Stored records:
-- start --
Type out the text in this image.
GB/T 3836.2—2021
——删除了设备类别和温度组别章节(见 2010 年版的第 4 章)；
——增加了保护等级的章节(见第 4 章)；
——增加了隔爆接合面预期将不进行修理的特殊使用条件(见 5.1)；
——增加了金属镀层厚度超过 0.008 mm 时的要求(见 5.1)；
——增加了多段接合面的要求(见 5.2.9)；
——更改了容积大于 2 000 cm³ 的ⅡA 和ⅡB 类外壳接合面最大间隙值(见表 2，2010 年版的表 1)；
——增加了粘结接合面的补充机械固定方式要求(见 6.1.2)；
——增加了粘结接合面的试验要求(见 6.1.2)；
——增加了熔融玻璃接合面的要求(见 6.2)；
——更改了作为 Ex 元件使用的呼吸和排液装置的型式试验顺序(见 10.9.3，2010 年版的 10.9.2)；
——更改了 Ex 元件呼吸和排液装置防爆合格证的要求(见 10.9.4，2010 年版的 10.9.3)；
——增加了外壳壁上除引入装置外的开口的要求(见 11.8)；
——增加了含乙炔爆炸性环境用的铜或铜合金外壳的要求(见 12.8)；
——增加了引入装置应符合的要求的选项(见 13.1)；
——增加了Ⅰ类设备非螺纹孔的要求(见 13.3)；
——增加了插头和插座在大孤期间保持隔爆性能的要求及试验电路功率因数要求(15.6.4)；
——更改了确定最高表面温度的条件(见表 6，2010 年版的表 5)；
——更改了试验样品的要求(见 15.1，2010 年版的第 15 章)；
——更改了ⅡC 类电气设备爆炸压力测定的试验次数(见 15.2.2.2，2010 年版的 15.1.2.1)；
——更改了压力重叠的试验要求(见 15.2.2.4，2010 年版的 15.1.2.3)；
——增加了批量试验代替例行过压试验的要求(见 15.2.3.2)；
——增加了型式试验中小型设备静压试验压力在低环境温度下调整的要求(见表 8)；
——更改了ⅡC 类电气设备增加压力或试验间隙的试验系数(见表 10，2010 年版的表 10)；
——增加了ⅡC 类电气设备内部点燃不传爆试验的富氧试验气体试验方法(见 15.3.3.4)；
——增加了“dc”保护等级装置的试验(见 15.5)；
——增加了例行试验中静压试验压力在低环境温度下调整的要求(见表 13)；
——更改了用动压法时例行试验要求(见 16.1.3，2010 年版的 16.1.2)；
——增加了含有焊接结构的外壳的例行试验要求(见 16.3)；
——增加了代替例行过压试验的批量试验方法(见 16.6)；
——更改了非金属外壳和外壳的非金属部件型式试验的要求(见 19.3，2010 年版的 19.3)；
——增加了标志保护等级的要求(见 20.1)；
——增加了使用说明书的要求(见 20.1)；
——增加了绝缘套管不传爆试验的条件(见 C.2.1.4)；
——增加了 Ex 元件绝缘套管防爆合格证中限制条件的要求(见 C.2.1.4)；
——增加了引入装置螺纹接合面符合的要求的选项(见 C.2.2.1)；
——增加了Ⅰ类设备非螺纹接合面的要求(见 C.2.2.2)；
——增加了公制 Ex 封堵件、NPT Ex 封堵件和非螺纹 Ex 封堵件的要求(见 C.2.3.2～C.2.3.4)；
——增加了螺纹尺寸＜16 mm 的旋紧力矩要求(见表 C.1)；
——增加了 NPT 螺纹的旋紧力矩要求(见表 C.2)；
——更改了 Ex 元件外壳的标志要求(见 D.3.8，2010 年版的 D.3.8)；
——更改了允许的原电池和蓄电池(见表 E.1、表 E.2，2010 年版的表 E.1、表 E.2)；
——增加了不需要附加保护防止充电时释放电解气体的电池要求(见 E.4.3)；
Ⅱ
-- end --
Pull out every line of the records that includes the string "年版的表".

• Final answer:
——更改了容积大于 2 000 cm³ 的ⅡA 和ⅡB 类外壳接合面最大间隙值(见表 2，2010 年版的表 1)；
——更改了确定最高表面温度的条件(见表 6，2010 年版的表 5)；
——更改了ⅡC 类电气设备增加压力或试验间隙的试验系数(见表 10，2010 年版的表 10)；
——更改了允许的原电池和蓄电池(见表 E.1、表 E.2，2010 年版的表 E.1、表 E.2)；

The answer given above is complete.